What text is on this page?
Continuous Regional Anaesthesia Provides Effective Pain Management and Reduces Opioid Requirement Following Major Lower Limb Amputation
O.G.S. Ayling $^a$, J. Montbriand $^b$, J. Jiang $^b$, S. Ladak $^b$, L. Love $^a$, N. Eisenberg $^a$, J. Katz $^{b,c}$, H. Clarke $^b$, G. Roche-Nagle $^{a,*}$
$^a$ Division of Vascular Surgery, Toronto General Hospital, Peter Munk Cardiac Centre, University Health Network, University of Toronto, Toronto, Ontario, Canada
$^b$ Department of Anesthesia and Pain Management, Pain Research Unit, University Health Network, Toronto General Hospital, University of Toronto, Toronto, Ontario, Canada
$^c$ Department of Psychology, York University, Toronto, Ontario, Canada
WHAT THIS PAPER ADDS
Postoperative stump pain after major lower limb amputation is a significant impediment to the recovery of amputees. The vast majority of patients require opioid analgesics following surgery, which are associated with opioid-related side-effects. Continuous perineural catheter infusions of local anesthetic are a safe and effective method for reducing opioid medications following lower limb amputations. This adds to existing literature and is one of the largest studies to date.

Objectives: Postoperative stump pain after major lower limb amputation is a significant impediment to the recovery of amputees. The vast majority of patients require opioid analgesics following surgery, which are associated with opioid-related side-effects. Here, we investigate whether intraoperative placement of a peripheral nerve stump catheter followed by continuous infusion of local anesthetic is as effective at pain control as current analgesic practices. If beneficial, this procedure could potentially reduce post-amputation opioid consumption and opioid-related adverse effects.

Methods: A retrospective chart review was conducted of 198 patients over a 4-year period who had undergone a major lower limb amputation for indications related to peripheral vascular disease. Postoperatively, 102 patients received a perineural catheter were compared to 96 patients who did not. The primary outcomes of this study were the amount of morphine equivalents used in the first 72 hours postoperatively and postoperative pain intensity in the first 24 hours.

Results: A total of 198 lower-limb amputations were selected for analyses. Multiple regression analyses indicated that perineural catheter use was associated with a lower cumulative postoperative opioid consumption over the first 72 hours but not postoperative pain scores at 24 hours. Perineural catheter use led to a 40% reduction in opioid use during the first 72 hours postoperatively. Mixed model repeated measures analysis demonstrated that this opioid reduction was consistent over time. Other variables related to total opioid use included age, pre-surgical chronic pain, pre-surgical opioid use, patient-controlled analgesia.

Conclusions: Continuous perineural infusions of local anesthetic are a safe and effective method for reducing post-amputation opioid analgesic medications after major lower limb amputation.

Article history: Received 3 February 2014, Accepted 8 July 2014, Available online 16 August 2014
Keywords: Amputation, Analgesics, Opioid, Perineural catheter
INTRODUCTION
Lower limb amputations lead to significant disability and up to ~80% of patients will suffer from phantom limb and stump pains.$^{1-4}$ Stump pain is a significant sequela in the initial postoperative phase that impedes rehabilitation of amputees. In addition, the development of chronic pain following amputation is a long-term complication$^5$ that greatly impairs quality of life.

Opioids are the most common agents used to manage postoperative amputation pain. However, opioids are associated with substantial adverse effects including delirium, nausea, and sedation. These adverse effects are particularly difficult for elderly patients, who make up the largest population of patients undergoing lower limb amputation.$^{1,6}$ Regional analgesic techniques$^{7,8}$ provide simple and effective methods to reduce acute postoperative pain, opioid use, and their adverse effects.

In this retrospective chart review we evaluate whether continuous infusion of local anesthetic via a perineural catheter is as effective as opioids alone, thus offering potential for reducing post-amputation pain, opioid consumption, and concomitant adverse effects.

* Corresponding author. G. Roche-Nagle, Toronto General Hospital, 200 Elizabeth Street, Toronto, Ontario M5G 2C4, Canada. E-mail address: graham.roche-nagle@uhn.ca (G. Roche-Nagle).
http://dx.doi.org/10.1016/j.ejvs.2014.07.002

# TASK DESCRIPTION:
Search the listing above for the string "Health". Copy every line that contains it.

# ANSWER SPACE:
$^a$ Division of Vascular Surgery, Toronto General Hospital, Peter Munk Cardiac Centre, University Health Network, University of Toronto, Toronto, Ontario, Canada
$^b$ Department of Anesthesia and Pain Management, Pain Research Unit, University Health Network, Toronto General Hospital, University of Toronto, Toronto, Ontario, Canada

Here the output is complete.